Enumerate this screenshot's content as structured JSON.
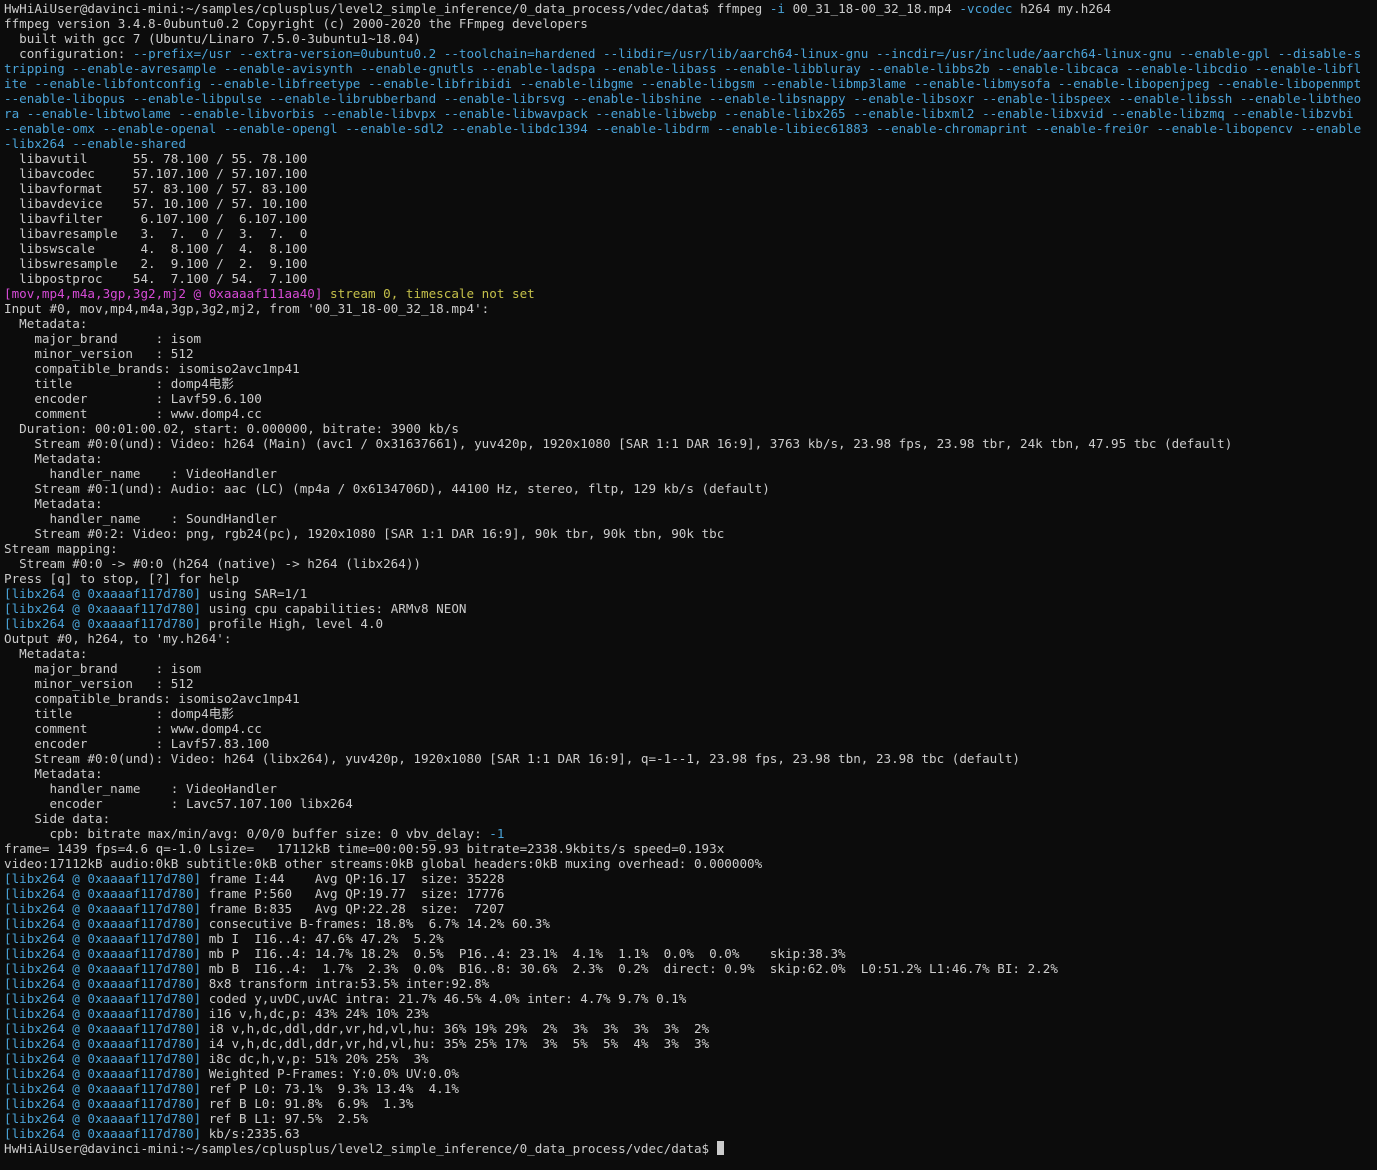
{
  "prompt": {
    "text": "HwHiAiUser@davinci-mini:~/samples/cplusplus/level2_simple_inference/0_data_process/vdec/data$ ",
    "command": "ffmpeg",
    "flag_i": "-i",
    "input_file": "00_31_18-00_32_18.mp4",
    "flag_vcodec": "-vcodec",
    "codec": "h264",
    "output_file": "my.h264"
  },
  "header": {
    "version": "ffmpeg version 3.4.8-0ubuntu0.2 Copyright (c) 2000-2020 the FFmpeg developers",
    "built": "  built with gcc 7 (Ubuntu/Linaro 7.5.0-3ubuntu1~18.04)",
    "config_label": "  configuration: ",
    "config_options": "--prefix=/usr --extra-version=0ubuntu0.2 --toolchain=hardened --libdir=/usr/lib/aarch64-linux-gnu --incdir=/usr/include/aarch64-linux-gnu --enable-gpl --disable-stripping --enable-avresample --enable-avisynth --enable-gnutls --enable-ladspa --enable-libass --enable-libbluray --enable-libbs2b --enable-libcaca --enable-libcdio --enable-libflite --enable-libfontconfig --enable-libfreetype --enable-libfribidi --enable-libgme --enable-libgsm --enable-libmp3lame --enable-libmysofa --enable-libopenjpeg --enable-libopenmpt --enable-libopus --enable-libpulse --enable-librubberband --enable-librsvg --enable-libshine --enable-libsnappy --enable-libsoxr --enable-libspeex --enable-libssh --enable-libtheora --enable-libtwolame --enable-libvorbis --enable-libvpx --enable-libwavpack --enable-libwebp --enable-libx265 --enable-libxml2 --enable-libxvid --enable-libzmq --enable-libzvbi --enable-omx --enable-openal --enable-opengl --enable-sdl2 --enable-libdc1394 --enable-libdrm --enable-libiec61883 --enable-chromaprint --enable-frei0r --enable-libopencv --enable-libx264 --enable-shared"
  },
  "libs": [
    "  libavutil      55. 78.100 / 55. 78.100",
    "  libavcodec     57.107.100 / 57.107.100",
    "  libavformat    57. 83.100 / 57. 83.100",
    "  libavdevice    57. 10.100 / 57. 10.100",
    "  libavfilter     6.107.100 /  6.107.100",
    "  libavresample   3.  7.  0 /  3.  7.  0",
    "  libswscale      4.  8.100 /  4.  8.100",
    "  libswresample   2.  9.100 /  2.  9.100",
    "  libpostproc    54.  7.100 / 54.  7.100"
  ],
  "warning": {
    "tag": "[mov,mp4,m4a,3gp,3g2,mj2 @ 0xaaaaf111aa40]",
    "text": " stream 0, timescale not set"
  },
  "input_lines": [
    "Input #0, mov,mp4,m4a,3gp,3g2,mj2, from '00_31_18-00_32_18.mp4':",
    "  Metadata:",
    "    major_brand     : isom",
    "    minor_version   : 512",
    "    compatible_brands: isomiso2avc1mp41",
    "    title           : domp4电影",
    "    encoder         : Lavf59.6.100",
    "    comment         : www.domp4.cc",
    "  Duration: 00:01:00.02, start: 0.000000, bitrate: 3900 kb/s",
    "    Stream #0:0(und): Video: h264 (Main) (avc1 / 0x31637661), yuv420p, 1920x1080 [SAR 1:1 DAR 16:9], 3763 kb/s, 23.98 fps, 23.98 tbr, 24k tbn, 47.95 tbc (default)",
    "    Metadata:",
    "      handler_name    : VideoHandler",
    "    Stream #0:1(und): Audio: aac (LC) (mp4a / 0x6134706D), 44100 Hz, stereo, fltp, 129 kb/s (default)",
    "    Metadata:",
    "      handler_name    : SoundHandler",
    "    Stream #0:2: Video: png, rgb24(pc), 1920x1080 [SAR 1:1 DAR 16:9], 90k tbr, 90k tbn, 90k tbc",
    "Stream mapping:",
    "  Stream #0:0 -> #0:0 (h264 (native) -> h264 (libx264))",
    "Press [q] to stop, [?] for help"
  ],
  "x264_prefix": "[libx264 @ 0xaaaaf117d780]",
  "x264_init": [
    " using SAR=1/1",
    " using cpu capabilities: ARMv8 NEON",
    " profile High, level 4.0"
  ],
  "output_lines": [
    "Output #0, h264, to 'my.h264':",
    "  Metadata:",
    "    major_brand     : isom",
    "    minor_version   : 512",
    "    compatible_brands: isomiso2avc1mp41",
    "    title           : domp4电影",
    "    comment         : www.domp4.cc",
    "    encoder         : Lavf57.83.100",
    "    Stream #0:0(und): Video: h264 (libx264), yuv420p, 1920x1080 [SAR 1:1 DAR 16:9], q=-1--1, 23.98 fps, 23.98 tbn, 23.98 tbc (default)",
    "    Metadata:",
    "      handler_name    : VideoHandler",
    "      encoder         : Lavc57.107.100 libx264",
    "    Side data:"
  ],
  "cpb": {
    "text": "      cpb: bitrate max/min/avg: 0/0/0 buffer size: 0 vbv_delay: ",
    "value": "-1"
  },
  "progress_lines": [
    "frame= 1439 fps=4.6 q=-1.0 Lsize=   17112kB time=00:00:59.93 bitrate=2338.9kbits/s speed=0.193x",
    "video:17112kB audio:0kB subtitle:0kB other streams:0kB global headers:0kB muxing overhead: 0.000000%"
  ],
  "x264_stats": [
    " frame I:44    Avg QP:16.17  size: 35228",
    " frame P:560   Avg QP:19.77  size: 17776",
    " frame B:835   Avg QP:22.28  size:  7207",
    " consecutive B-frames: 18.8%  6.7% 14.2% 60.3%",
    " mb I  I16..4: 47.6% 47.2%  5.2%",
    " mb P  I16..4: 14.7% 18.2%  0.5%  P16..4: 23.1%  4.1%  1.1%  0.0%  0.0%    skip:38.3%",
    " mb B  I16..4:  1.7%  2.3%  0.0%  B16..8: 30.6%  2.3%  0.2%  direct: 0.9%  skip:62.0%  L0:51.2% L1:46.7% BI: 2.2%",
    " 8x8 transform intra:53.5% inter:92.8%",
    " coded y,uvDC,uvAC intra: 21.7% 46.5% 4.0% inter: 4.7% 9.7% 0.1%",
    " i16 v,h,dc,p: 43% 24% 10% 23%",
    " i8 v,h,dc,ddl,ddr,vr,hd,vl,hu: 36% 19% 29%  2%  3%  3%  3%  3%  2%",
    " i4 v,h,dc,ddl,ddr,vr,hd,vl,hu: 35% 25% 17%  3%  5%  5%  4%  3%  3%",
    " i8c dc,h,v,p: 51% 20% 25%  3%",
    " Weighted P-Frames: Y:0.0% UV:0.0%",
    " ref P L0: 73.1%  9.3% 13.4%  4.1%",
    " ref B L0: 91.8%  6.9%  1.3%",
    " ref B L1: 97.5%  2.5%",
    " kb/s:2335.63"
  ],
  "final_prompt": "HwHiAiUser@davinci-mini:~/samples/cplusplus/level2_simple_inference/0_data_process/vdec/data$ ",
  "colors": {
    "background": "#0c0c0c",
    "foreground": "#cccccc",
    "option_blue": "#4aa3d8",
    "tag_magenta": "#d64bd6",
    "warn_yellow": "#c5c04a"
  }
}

***

- What is being asked: Exactly reproduce each record, leaving out any pictures.

- Answer to this problem:
Enumerate this screenshot's content as structured JSON.
{
  "prompt": {
    "text": "HwHiAiUser@davinci-mini:~/samples/cplusplus/level2_simple_inference/0_data_process/vdec/data$ ",
    "command": "ffmpeg",
    "flag_i": "-i",
    "input_file": "00_31_18-00_32_18.mp4",
    "flag_vcodec": "-vcodec",
    "codec": "h264",
    "output_file": "my.h264"
  },
  "header": {
    "version": "ffmpeg version 3.4.8-0ubuntu0.2 Copyright (c) 2000-2020 the FFmpeg developers",
    "built": "  built with gcc 7 (Ubuntu/Linaro 7.5.0-3ubuntu1~18.04)",
    "config_label": "  configuration: ",
    "config_options": "--prefix=/usr --extra-version=0ubuntu0.2 --toolchain=hardened --libdir=/usr/lib/aarch64-linux-gnu --incdir=/usr/include/aarch64-linux-gnu --enable-gpl --disable-stripping --enable-avresample --enable-avisynth --enable-gnutls --enable-ladspa --enable-libass --enable-libbluray --enable-libbs2b --enable-libcaca --enable-libcdio --enable-libflite --enable-libfontconfig --enable-libfreetype --enable-libfribidi --enable-libgme --enable-libgsm --enable-libmp3lame --enable-libmysofa --enable-libopenjpeg --enable-libopenmpt --enable-libopus --enable-libpulse --enable-librubberband --enable-librsvg --enable-libshine --enable-libsnappy --enable-libsoxr --enable-libspeex --enable-libssh --enable-libtheora --enable-libtwolame --enable-libvorbis --enable-libvpx --enable-libwavpack --enable-libwebp --enable-libx265 --enable-libxml2 --enable-libxvid --enable-libzmq --enable-libzvbi --enable-omx --enable-openal --enable-opengl --enable-sdl2 --enable-libdc1394 --enable-libdrm --enable-libiec61883 --enable-chromaprint --enable-frei0r --enable-libopencv --enable-libx264 --enable-shared"
  },
  "libs": [
    "  libavutil      55. 78.100 / 55. 78.100",
    "  libavcodec     57.107.100 / 57.107.100",
    "  libavformat    57. 83.100 / 57. 83.100",
    "  libavdevice    57. 10.100 / 57. 10.100",
    "  libavfilter     6.107.100 /  6.107.100",
    "  libavresample   3.  7.  0 /  3.  7.  0",
    "  libswscale      4.  8.100 /  4.  8.100",
    "  libswresample   2.  9.100 /  2.  9.100",
    "  libpostproc    54.  7.100 / 54.  7.100"
  ],
  "warning": {
    "tag": "[mov,mp4,m4a,3gp,3g2,mj2 @ 0xaaaaf111aa40]",
    "text": " stream 0, timescale not set"
  },
  "input_lines": [
    "Input #0, mov,mp4,m4a,3gp,3g2,mj2, from '00_31_18-00_32_18.mp4':",
    "  Metadata:",
    "    major_brand     : isom",
    "    minor_version   : 512",
    "    compatible_brands: isomiso2avc1mp41",
    "    title           : domp4电影",
    "    encoder         : Lavf59.6.100",
    "    comment         : www.domp4.cc",
    "  Duration: 00:01:00.02, start: 0.000000, bitrate: 3900 kb/s",
    "    Stream #0:0(und): Video: h264 (Main) (avc1 / 0x31637661), yuv420p, 1920x1080 [SAR 1:1 DAR 16:9], 3763 kb/s, 23.98 fps, 23.98 tbr, 24k tbn, 47.95 tbc (default)",
    "    Metadata:",
    "      handler_name    : VideoHandler",
    "    Stream #0:1(und): Audio: aac (LC) (mp4a / 0x6134706D), 44100 Hz, stereo, fltp, 129 kb/s (default)",
    "    Metadata:",
    "      handler_name    : SoundHandler",
    "    Stream #0:2: Video: png, rgb24(pc), 1920x1080 [SAR 1:1 DAR 16:9], 90k tbr, 90k tbn, 90k tbc",
    "Stream mapping:",
    "  Stream #0:0 -> #0:0 (h264 (native) -> h264 (libx264))",
    "Press [q] to stop, [?] for help"
  ],
  "x264_prefix": "[libx264 @ 0xaaaaf117d780]",
  "x264_init": [
    " using SAR=1/1",
    " using cpu capabilities: ARMv8 NEON",
    " profile High, level 4.0"
  ],
  "output_lines": [
    "Output #0, h264, to 'my.h264':",
    "  Metadata:",
    "    major_brand     : isom",
    "    minor_version   : 512",
    "    compatible_brands: isomiso2avc1mp41",
    "    title           : domp4电影",
    "    comment         : www.domp4.cc",
    "    encoder         : Lavf57.83.100",
    "    Stream #0:0(und): Video: h264 (libx264), yuv420p, 1920x1080 [SAR 1:1 DAR 16:9], q=-1--1, 23.98 fps, 23.98 tbn, 23.98 tbc (default)",
    "    Metadata:",
    "      handler_name    : VideoHandler",
    "      encoder         : Lavc57.107.100 libx264",
    "    Side data:"
  ],
  "cpb": {
    "text": "      cpb: bitrate max/min/avg: 0/0/0 buffer size: 0 vbv_delay: ",
    "value": "-1"
  },
  "progress_lines": [
    "frame= 1439 fps=4.6 q=-1.0 Lsize=   17112kB time=00:00:59.93 bitrate=2338.9kbits/s speed=0.193x",
    "video:17112kB audio:0kB subtitle:0kB other streams:0kB global headers:0kB muxing overhead: 0.000000%"
  ],
  "x264_stats": [
    " frame I:44    Avg QP:16.17  size: 35228",
    " frame P:560   Avg QP:19.77  size: 17776",
    " frame B:835   Avg QP:22.28  size:  7207",
    " consecutive B-frames: 18.8%  6.7% 14.2% 60.3%",
    " mb I  I16..4: 47.6% 47.2%  5.2%",
    " mb P  I16..4: 14.7% 18.2%  0.5%  P16..4: 23.1%  4.1%  1.1%  0.0%  0.0%    skip:38.3%",
    " mb B  I16..4:  1.7%  2.3%  0.0%  B16..8: 30.6%  2.3%  0.2%  direct: 0.9%  skip:62.0%  L0:51.2% L1:46.7% BI: 2.2%",
    " 8x8 transform intra:53.5% inter:92.8%",
    " coded y,uvDC,uvAC intra: 21.7% 46.5% 4.0% inter: 4.7% 9.7% 0.1%",
    " i16 v,h,dc,p: 43% 24% 10% 23%",
    " i8 v,h,dc,ddl,ddr,vr,hd,vl,hu: 36% 19% 29%  2%  3%  3%  3%  3%  2%",
    " i4 v,h,dc,ddl,ddr,vr,hd,vl,hu: 35% 25% 17%  3%  5%  5%  4%  3%  3%",
    " i8c dc,h,v,p: 51% 20% 25%  3%",
    " Weighted P-Frames: Y:0.0% UV:0.0%",
    " ref P L0: 73.1%  9.3% 13.4%  4.1%",
    " ref B L0: 91.8%  6.9%  1.3%",
    " ref B L1: 97.5%  2.5%",
    " kb/s:2335.63"
  ],
  "final_prompt": "HwHiAiUser@davinci-mini:~/samples/cplusplus/level2_simple_inference/0_data_process/vdec/data$ ",
  "colors": {
    "background": "#0c0c0c",
    "foreground": "#cccccc",
    "option_blue": "#4aa3d8",
    "tag_magenta": "#d64bd6",
    "warn_yellow": "#c5c04a"
  }
}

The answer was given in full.